---- DATA SHOWN

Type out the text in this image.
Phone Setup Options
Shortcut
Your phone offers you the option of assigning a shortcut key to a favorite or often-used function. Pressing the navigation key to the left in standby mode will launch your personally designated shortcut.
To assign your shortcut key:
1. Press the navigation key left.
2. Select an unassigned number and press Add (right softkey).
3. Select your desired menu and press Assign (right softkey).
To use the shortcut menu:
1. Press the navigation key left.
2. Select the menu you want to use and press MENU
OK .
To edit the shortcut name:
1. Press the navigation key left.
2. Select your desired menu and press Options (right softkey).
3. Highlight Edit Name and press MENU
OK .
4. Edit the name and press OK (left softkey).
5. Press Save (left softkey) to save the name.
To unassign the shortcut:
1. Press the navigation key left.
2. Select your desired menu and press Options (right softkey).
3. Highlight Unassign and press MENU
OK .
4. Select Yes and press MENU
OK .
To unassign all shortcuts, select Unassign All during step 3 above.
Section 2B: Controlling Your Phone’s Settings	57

--------
---- DATA SHOWN

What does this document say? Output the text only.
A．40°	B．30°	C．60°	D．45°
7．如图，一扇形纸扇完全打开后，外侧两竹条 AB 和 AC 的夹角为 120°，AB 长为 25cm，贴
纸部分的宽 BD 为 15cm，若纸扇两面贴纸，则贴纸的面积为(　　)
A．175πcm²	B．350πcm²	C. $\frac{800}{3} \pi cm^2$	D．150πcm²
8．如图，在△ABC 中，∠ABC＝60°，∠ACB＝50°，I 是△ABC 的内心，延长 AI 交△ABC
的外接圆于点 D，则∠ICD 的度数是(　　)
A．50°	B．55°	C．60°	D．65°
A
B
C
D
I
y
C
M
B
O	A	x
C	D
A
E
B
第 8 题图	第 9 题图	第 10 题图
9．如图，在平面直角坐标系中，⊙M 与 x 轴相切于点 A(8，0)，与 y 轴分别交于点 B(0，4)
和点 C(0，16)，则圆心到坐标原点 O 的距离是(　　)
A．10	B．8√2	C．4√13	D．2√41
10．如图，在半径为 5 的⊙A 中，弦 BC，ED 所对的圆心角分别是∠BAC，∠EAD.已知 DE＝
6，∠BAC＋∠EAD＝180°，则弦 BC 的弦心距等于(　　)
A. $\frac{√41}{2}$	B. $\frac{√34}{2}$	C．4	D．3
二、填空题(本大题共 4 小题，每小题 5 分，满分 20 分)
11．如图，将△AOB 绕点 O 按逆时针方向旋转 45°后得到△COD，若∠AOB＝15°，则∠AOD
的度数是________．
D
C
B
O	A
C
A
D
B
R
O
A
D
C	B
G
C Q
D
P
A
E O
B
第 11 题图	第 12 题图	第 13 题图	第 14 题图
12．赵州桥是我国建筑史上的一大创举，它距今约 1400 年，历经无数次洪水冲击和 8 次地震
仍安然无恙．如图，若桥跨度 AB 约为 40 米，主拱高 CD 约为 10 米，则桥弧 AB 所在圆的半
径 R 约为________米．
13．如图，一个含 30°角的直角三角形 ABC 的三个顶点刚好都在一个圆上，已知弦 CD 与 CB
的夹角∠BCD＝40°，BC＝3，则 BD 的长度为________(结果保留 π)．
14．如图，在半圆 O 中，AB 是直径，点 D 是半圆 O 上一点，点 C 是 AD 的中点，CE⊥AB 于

--------

- [TASK STATEMENT] From the data above, copy each line that has the string "frac".

- [SOLUTION TO THE EXERCISE]
A．175πcm²	B．350πcm²	C. $\frac{800}{3} \pi cm^2$	D．150πcm²
A. $\frac{√41}{2}$	B. $\frac{√34}{2}$	C．4	D．3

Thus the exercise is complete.